## The problem:
Rename "chevron-right-icon" to "arrow-right-icon" in the lines from the line containing "hd-badge: HD [444,28,469,46]" through the line containing "post-date: 发布时间：2023-11-01 07:54:11", and write out only those lines with everything else unchanged.

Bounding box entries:
▼
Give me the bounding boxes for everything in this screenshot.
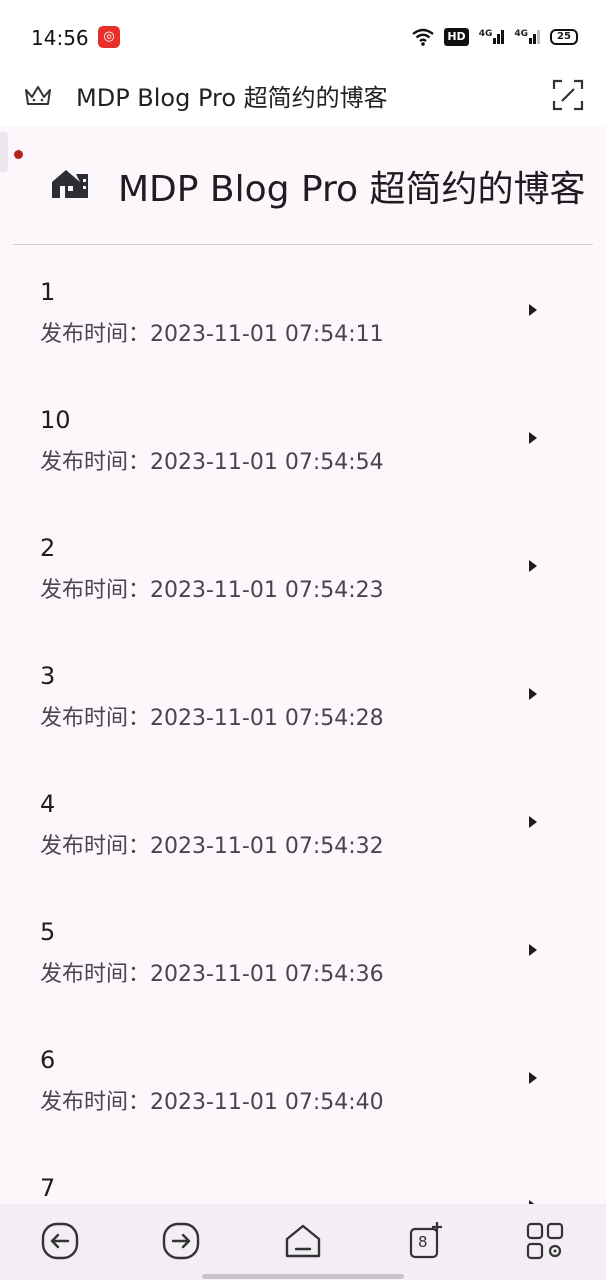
hd-badge: HD [444,28,469,46]
chevron-right-icon [529,304,537,316]
signal-label-2: 4G [514,29,528,39]
page-header: MDP Blog Pro 超简约的博客 [0,126,606,244]
chevron-right-icon [529,432,537,444]
side-drawer-handle[interactable] [0,132,8,172]
post-date: 发布时间：2023-11-01 07:54:11 [40,322,384,347]
list-item[interactable]: 6 发布时间：2023-11-01 07:54:40 [0,1014,606,1142]
post-title: 7 [40,1174,56,1202]
post-date: 发布时间：2023-11-01 07:54:23 [40,578,384,603]
signal-icon: 4G [479,30,505,44]
post-title: 6 [40,1046,56,1074]
chevron-right-icon [529,1072,537,1084]
post-title: 4 [40,790,56,818]
chevron-right-icon [529,688,537,700]
browser-page-title[interactable]: MDP Blog Pro 超简约的博客 [76,78,388,113]
list-item[interactable]: 3 发布时间：2023-11-01 07:54:28 [0,630,606,758]
post-date: 发布时间：2023-11-01 07:54:36 [40,962,384,987]
gesture-bar[interactable] [202,1274,404,1279]
status-icons: HD 4G 4G 25 [412,24,578,50]
crown-icon[interactable] [22,80,54,112]
chevron-right-icon [529,944,537,956]
chevron-right-icon [529,560,537,572]
post-date: 发布时间：2023-11-01 07:54:32 [40,834,384,859]
header-divider [13,244,593,245]
signal-icon-2: 4G [514,30,540,44]
status-bar: 14:56 ◎ HD 4G 4G 25 [0,0,606,74]
list-item[interactable]: 2 发布时间：2023-11-01 07:54:23 [0,502,606,630]
tabs-count: 8 [418,1233,428,1251]
expand-icon[interactable] [550,77,586,113]
back-icon[interactable] [41,1222,79,1260]
home-icon[interactable] [284,1222,322,1260]
post-list: 1 发布时间：2023-11-01 07:54:11 10 发布时间：2023-… [0,246,606,1204]
chevron-right-icon [529,816,537,828]
post-date: 发布时间：2023-11-01 07:54:40 [40,1090,384,1115]
status-time: 14:56 [31,26,89,50]
post-date: 发布时间：2023-11-01 07:54:54 [40,450,384,475]
page-title: MDP Blog Pro 超简约的博客 [118,169,586,210]
wifi-icon [412,28,435,46]
list-item[interactable]: 10 发布时间：2023-11-01 07:54:54 [0,374,606,502]
bottom-nav: 8 [0,1204,606,1280]
post-title: 5 [40,918,56,946]
list-item[interactable]: 1 发布时间：2023-11-01 07:54:11 [0,246,606,374]
signal-label: 4G [478,29,493,39]
post-title: 2 [40,534,56,562]
list-item[interactable]: 4 发布时间：2023-11-01 07:54:32 [0,758,606,886]
tabs-button[interactable]: 8 [406,1222,444,1260]
post-date: 发布时间：2023-11-01 07:54:28 [40,706,384,731]
post-title: 1 [40,278,56,306]
apps-icon[interactable] [526,1222,564,1260]
post-title: 3 [40,662,56,690]
list-item[interactable]: 7 [0,1142,606,1204]
post-title: 10 [40,406,71,434]
home-icon [52,170,88,198]
forward-icon[interactable] [162,1222,200,1260]
browser-title-bar: MDP Blog Pro 超简约的博客 [0,74,606,126]
battery-icon: 25 [550,29,578,45]
list-item[interactable]: 5 发布时间：2023-11-01 07:54:36 [0,886,606,1014]
netease-music-icon: ◎ [98,26,120,48]
notification-dot [14,150,23,159]
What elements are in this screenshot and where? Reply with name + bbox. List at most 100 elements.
▲
## Task solution:
hd-badge: HD [444,28,469,46]
arrow-right-icon [529,304,537,316]
signal-label-2: 4G [514,29,528,39]
page-header: MDP Blog Pro 超简约的博客 [0,126,606,244]
arrow-right-icon [529,432,537,444]
side-drawer-handle[interactable] [0,132,8,172]
post-date: 发布时间：2023-11-01 07:54:11 [40,322,384,347]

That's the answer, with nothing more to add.